Exercise prompt: Spot each line that carries the word "Percentage"; copy those lines.

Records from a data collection
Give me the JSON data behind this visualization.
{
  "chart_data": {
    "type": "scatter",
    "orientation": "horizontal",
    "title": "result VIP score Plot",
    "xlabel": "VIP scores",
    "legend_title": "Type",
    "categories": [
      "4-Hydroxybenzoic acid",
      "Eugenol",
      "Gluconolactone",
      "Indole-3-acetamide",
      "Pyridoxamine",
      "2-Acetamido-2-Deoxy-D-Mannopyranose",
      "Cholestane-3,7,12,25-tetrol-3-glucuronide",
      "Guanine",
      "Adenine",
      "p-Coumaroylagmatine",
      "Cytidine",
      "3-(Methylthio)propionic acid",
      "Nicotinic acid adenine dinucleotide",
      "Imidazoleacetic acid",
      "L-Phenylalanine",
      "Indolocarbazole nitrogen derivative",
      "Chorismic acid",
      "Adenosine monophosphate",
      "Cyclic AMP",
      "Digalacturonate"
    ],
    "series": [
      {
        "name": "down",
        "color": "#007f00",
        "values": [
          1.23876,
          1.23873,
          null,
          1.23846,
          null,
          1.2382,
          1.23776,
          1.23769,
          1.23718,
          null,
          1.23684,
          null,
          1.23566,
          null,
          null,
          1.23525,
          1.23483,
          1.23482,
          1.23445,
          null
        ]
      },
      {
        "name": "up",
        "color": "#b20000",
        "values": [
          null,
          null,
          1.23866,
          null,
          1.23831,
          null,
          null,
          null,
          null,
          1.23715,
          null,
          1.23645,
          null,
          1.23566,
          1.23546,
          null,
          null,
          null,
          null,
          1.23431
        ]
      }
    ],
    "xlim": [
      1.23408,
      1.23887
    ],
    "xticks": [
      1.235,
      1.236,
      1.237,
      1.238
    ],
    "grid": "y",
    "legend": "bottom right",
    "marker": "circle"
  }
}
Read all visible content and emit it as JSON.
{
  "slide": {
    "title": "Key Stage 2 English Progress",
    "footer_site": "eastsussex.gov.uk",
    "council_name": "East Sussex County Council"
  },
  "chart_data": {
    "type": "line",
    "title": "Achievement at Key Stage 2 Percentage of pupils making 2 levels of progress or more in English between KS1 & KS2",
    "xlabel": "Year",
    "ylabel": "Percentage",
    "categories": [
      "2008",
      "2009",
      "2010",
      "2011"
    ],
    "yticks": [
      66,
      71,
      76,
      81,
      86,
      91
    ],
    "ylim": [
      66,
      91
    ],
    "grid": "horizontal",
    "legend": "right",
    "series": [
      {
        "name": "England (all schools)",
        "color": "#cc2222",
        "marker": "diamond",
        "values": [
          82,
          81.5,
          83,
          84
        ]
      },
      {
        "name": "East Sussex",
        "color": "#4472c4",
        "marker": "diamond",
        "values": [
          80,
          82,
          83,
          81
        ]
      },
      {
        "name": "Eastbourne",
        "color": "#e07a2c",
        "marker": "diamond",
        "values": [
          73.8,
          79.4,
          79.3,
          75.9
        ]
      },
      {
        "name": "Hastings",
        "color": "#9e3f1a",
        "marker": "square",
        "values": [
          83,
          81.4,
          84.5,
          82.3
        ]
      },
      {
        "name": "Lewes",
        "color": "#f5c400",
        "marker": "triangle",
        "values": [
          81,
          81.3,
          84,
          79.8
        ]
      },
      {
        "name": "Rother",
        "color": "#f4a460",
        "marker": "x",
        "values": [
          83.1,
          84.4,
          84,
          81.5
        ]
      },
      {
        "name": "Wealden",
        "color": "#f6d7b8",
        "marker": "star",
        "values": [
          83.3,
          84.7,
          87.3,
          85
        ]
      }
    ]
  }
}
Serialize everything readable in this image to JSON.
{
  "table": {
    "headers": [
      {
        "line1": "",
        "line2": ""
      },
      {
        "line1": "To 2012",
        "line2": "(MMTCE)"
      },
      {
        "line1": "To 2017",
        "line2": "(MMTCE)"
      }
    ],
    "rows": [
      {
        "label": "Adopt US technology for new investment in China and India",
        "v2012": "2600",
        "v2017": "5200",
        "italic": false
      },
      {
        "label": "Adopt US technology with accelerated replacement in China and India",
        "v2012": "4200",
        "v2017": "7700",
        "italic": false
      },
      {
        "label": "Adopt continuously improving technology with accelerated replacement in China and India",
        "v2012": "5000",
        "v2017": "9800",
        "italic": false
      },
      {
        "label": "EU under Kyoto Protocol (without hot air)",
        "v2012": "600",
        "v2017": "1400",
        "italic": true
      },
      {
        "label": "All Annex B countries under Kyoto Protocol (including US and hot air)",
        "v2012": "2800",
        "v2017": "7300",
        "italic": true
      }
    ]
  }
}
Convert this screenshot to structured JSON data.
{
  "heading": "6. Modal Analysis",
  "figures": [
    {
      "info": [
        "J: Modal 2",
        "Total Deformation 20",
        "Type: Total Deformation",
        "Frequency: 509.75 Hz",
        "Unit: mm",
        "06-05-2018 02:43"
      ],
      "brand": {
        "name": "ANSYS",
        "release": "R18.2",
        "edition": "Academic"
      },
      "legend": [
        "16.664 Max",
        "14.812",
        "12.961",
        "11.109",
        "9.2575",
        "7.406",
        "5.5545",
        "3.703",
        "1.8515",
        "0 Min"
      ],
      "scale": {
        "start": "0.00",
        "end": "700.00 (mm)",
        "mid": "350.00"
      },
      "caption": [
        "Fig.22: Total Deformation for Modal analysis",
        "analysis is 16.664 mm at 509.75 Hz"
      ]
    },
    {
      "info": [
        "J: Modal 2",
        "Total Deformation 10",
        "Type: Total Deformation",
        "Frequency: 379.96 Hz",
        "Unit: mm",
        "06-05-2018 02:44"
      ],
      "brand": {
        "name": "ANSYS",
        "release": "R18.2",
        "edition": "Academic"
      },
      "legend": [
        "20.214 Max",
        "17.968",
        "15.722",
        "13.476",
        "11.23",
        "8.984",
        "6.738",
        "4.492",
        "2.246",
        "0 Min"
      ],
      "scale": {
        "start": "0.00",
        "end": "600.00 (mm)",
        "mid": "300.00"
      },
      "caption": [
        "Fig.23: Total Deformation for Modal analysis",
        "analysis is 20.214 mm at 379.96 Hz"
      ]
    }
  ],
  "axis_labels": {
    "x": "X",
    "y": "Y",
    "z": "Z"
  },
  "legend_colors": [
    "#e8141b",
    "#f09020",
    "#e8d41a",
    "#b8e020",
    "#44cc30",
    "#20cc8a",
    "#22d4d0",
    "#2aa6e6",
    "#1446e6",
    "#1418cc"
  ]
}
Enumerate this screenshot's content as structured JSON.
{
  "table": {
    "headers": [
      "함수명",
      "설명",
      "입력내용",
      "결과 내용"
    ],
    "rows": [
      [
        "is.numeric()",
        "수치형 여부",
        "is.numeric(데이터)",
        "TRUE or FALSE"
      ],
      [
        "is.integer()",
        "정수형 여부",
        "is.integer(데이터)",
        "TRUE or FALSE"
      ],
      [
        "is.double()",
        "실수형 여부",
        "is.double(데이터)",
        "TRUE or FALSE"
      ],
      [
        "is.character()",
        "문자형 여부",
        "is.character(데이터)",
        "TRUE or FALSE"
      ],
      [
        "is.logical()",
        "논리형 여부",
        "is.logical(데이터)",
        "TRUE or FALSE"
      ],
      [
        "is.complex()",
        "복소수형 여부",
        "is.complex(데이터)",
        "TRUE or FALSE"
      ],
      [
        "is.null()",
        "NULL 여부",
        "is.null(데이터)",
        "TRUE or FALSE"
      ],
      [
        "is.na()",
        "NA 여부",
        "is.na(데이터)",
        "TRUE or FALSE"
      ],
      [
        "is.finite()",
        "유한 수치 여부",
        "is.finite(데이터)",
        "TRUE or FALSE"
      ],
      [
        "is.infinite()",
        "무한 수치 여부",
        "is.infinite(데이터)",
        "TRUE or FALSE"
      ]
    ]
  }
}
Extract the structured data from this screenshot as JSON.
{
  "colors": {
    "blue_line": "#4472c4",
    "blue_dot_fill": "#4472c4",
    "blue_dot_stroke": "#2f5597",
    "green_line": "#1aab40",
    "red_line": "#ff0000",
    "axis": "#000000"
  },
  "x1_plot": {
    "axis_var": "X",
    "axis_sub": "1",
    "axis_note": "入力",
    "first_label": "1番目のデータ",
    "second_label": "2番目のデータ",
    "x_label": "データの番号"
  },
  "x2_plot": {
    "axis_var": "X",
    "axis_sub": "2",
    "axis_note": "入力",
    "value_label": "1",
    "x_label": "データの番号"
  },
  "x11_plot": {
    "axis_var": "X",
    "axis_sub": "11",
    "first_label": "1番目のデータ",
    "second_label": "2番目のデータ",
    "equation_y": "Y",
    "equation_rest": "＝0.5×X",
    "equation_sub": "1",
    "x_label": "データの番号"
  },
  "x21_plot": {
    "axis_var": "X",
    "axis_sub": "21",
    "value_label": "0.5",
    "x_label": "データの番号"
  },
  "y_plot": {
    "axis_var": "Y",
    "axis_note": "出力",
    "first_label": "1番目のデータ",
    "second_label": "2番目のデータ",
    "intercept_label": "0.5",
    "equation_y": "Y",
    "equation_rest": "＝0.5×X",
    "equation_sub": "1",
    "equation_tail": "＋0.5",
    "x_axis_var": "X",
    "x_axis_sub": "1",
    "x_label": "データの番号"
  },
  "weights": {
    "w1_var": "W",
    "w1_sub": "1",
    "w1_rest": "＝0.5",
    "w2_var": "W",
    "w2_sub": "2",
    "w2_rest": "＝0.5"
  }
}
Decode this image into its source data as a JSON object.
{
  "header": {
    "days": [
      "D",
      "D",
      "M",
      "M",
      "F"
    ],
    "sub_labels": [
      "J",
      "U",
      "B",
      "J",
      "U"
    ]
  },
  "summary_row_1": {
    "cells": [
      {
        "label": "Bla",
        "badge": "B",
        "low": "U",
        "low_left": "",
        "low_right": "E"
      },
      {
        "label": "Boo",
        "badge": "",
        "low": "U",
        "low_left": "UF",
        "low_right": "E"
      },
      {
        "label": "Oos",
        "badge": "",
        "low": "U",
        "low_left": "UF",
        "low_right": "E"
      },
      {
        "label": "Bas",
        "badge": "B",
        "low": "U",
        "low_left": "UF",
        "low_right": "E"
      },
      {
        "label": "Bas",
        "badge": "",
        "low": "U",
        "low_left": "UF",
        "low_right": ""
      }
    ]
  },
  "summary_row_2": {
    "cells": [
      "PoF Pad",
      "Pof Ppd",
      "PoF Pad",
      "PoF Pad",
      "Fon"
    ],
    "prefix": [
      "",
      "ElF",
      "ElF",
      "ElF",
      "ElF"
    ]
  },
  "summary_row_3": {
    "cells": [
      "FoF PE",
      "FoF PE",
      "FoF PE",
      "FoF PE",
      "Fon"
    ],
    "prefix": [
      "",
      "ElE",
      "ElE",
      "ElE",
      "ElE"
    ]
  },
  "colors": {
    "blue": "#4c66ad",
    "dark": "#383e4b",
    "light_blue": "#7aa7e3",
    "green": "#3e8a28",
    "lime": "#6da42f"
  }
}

Correct result:
    "title": "Achievement at Key Stage 2 Percentage of pupils making 2 levels of progress or more in English between KS1 & KS2",
    "ylabel": "Percentage",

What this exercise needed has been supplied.